GOAL =
Read the entries below and pull out each line with the string "title".

DATA =
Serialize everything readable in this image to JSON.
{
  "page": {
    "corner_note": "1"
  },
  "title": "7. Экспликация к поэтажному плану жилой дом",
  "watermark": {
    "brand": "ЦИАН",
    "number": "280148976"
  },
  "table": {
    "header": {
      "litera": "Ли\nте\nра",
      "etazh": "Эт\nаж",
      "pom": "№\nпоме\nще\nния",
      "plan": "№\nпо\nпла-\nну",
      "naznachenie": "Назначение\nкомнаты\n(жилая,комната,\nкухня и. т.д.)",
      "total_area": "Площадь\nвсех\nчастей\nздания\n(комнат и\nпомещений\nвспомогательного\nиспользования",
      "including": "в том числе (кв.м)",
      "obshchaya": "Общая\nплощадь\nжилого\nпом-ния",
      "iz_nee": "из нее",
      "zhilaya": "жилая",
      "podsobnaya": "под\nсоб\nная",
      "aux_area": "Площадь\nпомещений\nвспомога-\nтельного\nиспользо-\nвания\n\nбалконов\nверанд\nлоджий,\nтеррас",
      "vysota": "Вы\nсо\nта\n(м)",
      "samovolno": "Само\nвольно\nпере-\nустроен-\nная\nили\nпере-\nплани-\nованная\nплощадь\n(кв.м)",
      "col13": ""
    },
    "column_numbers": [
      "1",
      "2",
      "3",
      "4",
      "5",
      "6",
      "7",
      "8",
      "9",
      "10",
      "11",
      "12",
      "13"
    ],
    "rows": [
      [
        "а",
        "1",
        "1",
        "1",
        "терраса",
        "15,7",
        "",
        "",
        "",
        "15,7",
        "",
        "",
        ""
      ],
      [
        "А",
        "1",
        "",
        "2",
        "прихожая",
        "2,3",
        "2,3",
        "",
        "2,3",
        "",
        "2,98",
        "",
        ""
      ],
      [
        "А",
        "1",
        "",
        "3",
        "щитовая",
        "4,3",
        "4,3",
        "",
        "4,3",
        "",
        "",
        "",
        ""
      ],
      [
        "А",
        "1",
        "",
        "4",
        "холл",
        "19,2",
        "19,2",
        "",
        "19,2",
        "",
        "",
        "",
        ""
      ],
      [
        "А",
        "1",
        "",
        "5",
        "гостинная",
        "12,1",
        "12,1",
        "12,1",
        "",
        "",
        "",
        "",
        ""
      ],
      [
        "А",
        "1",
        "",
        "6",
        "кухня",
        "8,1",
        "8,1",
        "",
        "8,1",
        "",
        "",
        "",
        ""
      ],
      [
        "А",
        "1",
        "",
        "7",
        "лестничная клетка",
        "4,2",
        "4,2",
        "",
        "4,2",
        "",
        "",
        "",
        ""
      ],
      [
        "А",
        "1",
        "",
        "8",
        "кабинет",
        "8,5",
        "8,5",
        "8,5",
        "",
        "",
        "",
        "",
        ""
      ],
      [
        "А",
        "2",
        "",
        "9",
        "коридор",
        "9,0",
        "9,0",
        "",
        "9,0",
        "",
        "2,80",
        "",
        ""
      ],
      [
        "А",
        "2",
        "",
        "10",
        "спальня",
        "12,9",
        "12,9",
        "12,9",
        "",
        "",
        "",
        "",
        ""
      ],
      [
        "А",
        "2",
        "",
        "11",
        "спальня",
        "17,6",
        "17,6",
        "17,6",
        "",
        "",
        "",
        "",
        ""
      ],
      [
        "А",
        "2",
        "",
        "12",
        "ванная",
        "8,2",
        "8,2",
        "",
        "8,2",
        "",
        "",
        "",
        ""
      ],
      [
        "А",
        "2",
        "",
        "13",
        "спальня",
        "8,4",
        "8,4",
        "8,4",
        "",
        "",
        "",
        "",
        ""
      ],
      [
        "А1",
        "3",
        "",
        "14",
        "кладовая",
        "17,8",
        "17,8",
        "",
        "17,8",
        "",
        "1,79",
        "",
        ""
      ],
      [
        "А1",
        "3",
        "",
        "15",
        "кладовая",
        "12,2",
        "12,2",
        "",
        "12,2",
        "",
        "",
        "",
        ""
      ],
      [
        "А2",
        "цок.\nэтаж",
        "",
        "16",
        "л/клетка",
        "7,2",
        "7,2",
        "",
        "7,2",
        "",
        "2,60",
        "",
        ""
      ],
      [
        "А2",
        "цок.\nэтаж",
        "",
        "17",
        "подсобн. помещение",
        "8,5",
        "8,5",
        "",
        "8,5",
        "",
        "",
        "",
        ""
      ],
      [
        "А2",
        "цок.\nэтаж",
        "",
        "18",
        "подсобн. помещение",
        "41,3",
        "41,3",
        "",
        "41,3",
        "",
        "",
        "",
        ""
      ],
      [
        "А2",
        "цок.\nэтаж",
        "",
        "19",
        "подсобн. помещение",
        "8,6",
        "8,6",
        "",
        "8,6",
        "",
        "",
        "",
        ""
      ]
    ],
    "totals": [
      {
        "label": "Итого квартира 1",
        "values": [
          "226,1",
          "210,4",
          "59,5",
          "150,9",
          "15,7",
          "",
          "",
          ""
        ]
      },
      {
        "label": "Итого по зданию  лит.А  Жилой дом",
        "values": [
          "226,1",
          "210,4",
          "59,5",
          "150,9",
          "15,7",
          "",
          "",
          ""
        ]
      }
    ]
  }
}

* * *

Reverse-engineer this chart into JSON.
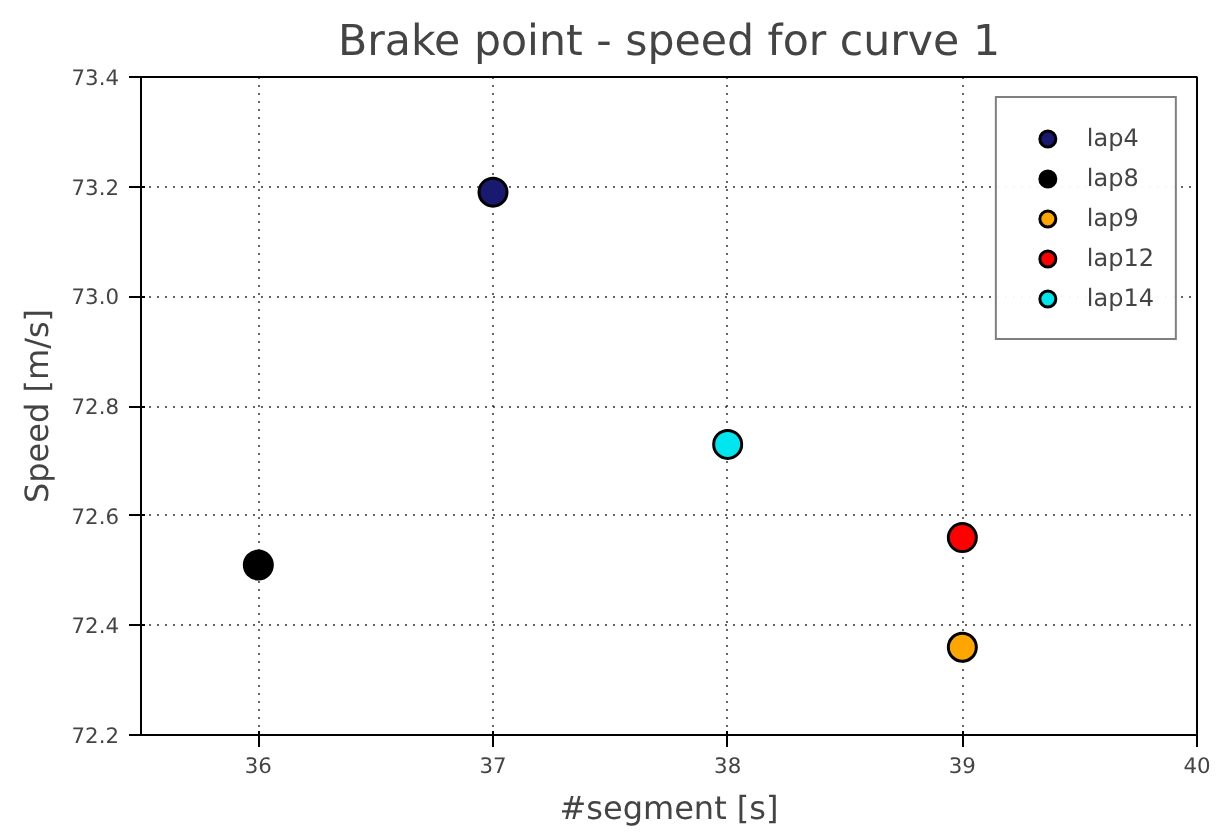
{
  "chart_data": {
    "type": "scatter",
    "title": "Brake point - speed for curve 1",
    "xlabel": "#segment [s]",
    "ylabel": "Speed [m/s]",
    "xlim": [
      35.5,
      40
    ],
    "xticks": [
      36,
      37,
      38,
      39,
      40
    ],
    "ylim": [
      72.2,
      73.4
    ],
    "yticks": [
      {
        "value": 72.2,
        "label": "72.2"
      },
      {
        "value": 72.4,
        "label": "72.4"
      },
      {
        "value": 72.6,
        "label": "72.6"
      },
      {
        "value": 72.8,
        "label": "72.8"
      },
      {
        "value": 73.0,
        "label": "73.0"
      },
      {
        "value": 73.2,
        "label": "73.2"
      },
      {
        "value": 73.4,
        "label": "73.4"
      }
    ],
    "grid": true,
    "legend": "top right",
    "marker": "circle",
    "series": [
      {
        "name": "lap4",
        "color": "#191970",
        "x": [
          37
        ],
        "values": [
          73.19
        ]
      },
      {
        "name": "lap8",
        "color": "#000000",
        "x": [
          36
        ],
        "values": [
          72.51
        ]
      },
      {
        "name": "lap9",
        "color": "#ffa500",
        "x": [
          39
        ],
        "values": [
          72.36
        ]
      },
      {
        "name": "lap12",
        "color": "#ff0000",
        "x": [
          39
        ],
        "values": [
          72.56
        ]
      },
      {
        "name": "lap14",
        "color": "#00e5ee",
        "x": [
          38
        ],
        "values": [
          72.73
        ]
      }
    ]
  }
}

SOLUTION =
  "title": "7. Экспликация к поэтажному плану жилой дом",
    "title": "Brake point - speed for curve 1",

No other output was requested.